(Saved data entries)
********************

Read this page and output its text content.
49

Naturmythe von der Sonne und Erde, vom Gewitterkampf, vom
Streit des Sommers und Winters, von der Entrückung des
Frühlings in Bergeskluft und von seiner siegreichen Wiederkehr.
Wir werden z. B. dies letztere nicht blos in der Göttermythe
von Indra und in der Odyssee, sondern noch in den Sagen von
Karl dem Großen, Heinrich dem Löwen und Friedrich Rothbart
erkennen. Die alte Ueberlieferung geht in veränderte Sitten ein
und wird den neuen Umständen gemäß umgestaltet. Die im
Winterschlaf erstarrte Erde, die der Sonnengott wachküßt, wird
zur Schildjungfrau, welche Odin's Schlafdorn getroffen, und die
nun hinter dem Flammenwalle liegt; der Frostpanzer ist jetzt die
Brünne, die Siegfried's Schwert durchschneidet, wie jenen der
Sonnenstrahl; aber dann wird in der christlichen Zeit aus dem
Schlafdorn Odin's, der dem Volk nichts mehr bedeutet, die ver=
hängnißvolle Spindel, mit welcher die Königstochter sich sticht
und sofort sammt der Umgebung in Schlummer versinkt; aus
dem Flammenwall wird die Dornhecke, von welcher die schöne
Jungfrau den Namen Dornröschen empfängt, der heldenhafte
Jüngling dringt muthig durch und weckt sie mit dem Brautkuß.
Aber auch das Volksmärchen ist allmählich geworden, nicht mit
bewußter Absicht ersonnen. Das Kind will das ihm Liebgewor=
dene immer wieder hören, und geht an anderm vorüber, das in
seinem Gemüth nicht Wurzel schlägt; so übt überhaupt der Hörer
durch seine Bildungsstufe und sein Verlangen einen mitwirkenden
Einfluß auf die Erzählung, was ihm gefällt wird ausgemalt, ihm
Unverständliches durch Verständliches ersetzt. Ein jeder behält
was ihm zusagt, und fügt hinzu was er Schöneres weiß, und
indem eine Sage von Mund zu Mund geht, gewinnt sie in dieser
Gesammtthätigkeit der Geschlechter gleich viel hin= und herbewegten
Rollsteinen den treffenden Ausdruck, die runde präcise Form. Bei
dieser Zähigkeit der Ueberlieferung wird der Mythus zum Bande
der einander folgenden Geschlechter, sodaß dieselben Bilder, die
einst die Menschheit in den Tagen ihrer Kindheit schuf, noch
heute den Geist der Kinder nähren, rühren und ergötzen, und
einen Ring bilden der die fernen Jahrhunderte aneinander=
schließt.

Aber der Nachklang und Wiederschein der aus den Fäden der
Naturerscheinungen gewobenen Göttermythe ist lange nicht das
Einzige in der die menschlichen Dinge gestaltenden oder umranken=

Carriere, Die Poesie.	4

********************

Exercise goal: The entries above must be returned in full, exactly as shown.

Answer in full:
Read this page and output its text content.
49

Naturmythe von der Sonne und Erde, vom Gewitterkampf, vom
Streit des Sommers und Winters, von der Entrückung des
Frühlings in Bergeskluft und von seiner siegreichen Wiederkehr.
Wir werden z. B. dies letztere nicht blos in der Göttermythe
von Indra und in der Odyssee, sondern noch in den Sagen von
Karl dem Großen, Heinrich dem Löwen und Friedrich Rothbart
erkennen. Die alte Ueberlieferung geht in veränderte Sitten ein
und wird den neuen Umständen gemäß umgestaltet. Die im
Winterschlaf erstarrte Erde, die der Sonnengott wachküßt, wird
zur Schildjungfrau, welche Odin's Schlafdorn getroffen, und die
nun hinter dem Flammenwalle liegt; der Frostpanzer ist jetzt die
Brünne, die Siegfried's Schwert durchschneidet, wie jenen der
Sonnenstrahl; aber dann wird in der christlichen Zeit aus dem
Schlafdorn Odin's, der dem Volk nichts mehr bedeutet, die ver=
hängnißvolle Spindel, mit welcher die Königstochter sich sticht
und sofort sammt der Umgebung in Schlummer versinkt; aus
dem Flammenwall wird die Dornhecke, von welcher die schöne
Jungfrau den Namen Dornröschen empfängt, der heldenhafte
Jüngling dringt muthig durch und weckt sie mit dem Brautkuß.
Aber auch das Volksmärchen ist allmählich geworden, nicht mit
bewußter Absicht ersonnen. Das Kind will das ihm Liebgewor=
dene immer wieder hören, und geht an anderm vorüber, das in
seinem Gemüth nicht Wurzel schlägt; so übt überhaupt der Hörer
durch seine Bildungsstufe und sein Verlangen einen mitwirkenden
Einfluß auf die Erzählung, was ihm gefällt wird ausgemalt, ihm
Unverständliches durch Verständliches ersetzt. Ein jeder behält
was ihm zusagt, und fügt hinzu was er Schöneres weiß, und
indem eine Sage von Mund zu Mund geht, gewinnt sie in dieser
Gesammtthätigkeit der Geschlechter gleich viel hin= und herbewegten
Rollsteinen den treffenden Ausdruck, die runde präcise Form. Bei
dieser Zähigkeit der Ueberlieferung wird der Mythus zum Bande
der einander folgenden Geschlechter, sodaß dieselben Bilder, die
einst die Menschheit in den Tagen ihrer Kindheit schuf, noch
heute den Geist der Kinder nähren, rühren und ergötzen, und
einen Ring bilden der die fernen Jahrhunderte aneinander=
schließt.

Aber der Nachklang und Wiederschein der aus den Fäden der
Naturerscheinungen gewobenen Göttermythe ist lange nicht das
Einzige in der die menschlichen Dinge gestaltenden oder umranken=

Carriere, Die Poesie.	4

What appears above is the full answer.